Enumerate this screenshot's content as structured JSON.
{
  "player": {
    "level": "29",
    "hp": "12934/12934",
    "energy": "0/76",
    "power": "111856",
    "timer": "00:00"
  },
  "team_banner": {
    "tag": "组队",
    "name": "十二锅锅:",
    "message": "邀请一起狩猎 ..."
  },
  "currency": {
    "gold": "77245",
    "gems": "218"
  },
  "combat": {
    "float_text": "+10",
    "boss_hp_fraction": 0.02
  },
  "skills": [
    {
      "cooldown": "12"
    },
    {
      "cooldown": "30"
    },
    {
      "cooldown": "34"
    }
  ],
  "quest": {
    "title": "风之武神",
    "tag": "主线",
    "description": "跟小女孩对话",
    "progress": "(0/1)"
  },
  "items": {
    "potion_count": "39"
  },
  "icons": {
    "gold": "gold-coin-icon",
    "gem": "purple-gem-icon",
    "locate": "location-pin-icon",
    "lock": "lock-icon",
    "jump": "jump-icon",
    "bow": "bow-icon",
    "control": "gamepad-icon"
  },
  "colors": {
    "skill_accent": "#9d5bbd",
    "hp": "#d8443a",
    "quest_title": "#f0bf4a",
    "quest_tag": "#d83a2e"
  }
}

***

Required work
Extract the entries above verbatim.

Exercise output
Enumerate this screenshot's content as structured JSON.
{
  "player": {
    "level": "29",
    "hp": "12934/12934",
    "energy": "0/76",
    "power": "111856",
    "timer": "00:00"
  },
  "team_banner": {
    "tag": "组队",
    "name": "十二锅锅:",
    "message": "邀请一起狩猎 ..."
  },
  "currency": {
    "gold": "77245",
    "gems": "218"
  },
  "combat": {
    "float_text": "+10",
    "boss_hp_fraction": 0.02
  },
  "skills": [
    {
      "cooldown": "12"
    },
    {
      "cooldown": "30"
    },
    {
      "cooldown": "34"
    }
  ],
  "quest": {
    "title": "风之武神",
    "tag": "主线",
    "description": "跟小女孩对话",
    "progress": "(0/1)"
  },
  "items": {
    "potion_count": "39"
  },
  "icons": {
    "gold": "gold-coin-icon",
    "gem": "purple-gem-icon",
    "locate": "location-pin-icon",
    "lock": "lock-icon",
    "jump": "jump-icon",
    "bow": "bow-icon",
    "control": "gamepad-icon"
  },
  "colors": {
    "skill_accent": "#9d5bbd",
    "hp": "#d8443a",
    "quest_title": "#f0bf4a",
    "quest_tag": "#d83a2e"
  }
}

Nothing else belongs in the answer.